The history of mentoring traces back to Greek mythology. “Mentor” was a friend of King Odysseus, entrusted to watch over the latter’s son Telemachus. Mentor’s near parental relationship when guiding Telamachus stuck, and the word now bears a similar connotation to this day. “Men” in Greek means “one who thinks” and “tor” is the masculine suffix. Another version, however, is the term comes from a loose translation of “men” taking children on a “tour.”
The 1699 French book “Les Aventures de Telemaque” written by François Fénelon, an imitation of Homer’s classic “The Odyssey” made the concept popular in modern times. Françcis Fénelon was the tutor to the grandson of King Louis XIV, and the lessons he expounded in the book aimed at guiding his pupil in how to become a peaceful and wise monarch.
A study of successful personalities throughout the course of world history reveals most such men had mentors who cared about their growth and development. Alexander the Great had Aristotle, King Arthur of England had Merlin, Chandragupta Muarya of India had Chanakya, Paul of Tarsus, a famous Christian bishop of the first century had Timothy, the poet T. S. Eliot had Ezra Pound, Martin Luther King had Dr. Benjamin Elijah Mays, Beethoven and Mozart had Haydn. The list is endless. A form of this concept was always practiced in monasteries from time immemorial, as illustrated by Saint Bede in his De Corpore, and other narratives, and continues to the day.
Pre Industrial Revolution England
Although the word “mentor” made its first appearance in the English language in 1750, in Chestere’s work ‘Letters to Son, 8th March’ the concept was in vogue much earlier. The guild economy of medieval England survived on craftsmen who manufactured products in their cottage-factories. These craftsmen passed on their trade to their pupils, in a process that bears striking similarity to the modern concept. Such apprentices served their master for 12 years or until they reached 21 years of age.
The Industrial Revolution put an end to the cottage industry of the craftsmen, and with it, the informal system of mentoring they promoted fell into disuse in the commercial-industrial landscape. Young men now found their way to factories as apprentices, and were put through an impersonal system of training rather than an individual teacher-pupil relationship.

◆ **Tasks**:
1. In the text on the history of mentoring, how long did apprentices in medieval England serve their master?
2. Write the next part of the text on the history of mentoring, picking up after its last sentence.
None of the material is needed for these tasks.

◆ **Data excerpt**:

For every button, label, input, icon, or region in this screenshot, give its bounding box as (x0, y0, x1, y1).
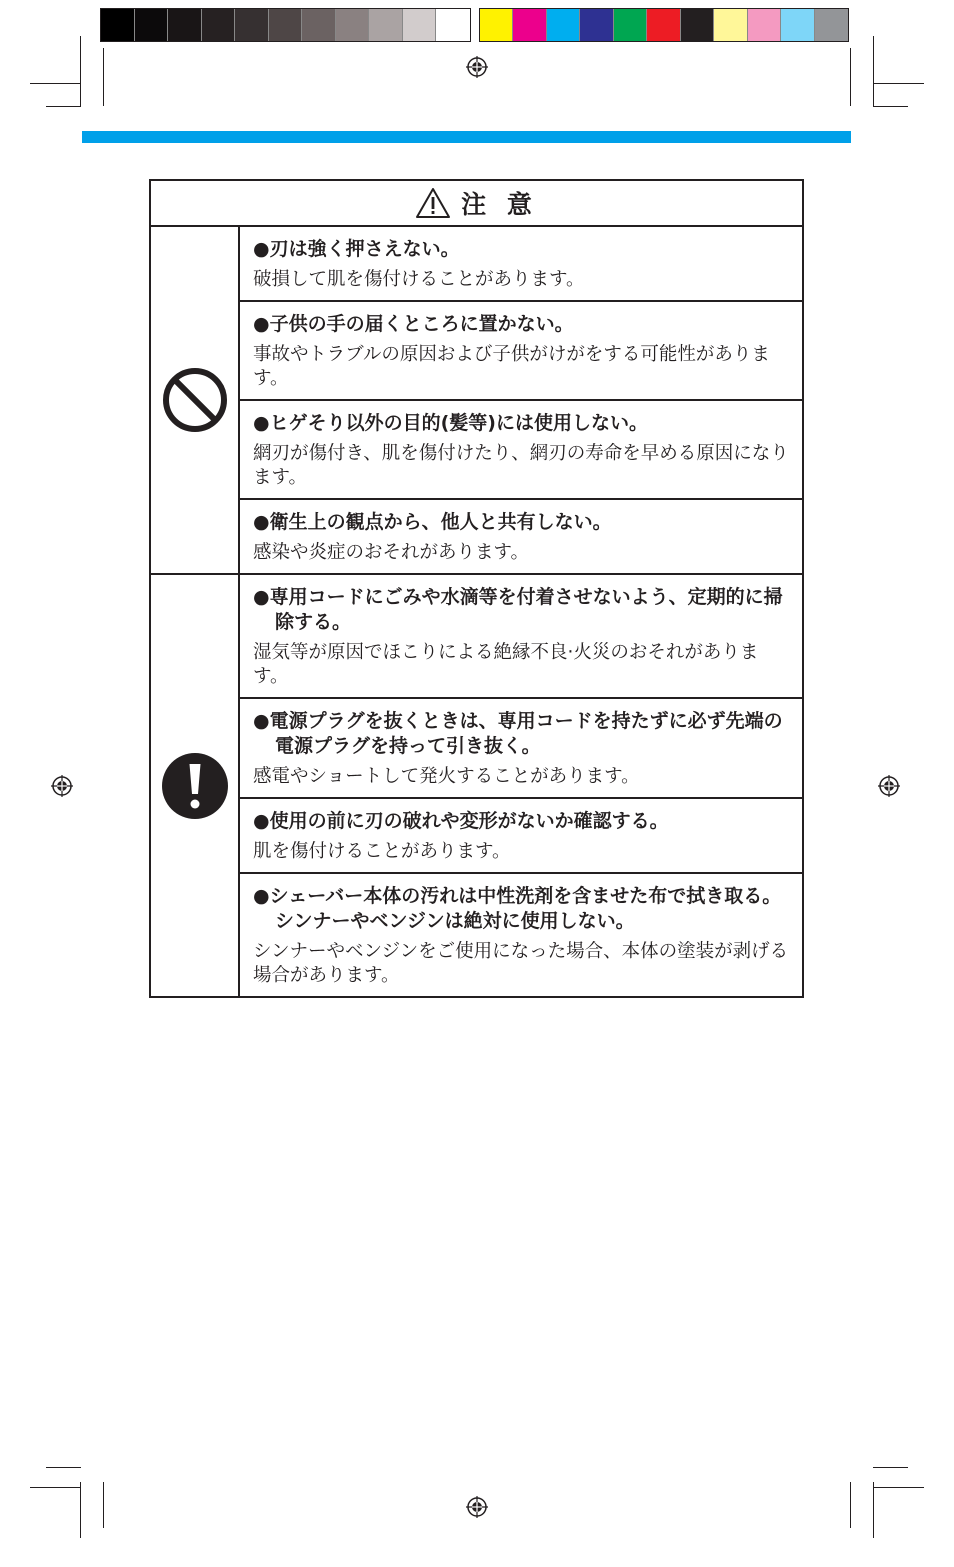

◆ **Answer set**:
1. They served for 12 years or until they reached 21 years of age.

2.
The spread of the behavioral school of management in the aftermath of the Second World War raised the importance of human resources, and businesses now began to pay attention on training and development of employees. The earliest of such initiatives were full-blooded management training program generic in nature and lasting for days.
The downturn of the economy in the 1990s was a blessing in disguise in the history of mentoring. The pressure on profits, combined with greater competitive pressures forced many organizations to look at alternative cost-effective methods to open training programs. This initially took to tailoring customized programs from training institutes, to address specific organizational issues, and organizations and managers began to see the benefits of individualized approach to personal development. The layoffs that accompanied the recession left those who remained in highly stressed environments without support, requiring guidance and support on an individual basis.
Research on mentoring as an effective training and development tool had started much earlier, and now more and more people started incorporated the concept to management science as an effective way of training and developing employees. Tim Gallwey’s 1974 book “The Inner Game of Tennis” though related to sports, has a profound impact on the minds of those looking to excel in any field. He said: “the opponent in one’s head was greater than the one on the other side of the net.” This stuck and a psychological orientation was the need for the day. Levinson’s 1978 work “The Season’s of a Man’s Life” referred to a “life cycle” and stressed on the need to improve transition from young adulthood to maturity through a process of mentorship.
The works of Lewis, G. “The Mentoring Manager” published by the Institute of Management Foundation, Pitman Publishing in 1996, and Hay’s “Transformational Mentoring” published by McGrawHill Book Company in 1995 did a lot to provide a theoretical base for the concept, enabling organizations to apply this concept on a widespread basis. The concept soon caught on as a training and development tool owing to its ability to resolve a host of complex issues such as discussing highly personal or confidential matters in depth, and provisions to reflect and discover over a period, a stark contrast to the pre-packaged and one-fits-all solutions typical of generic training programs.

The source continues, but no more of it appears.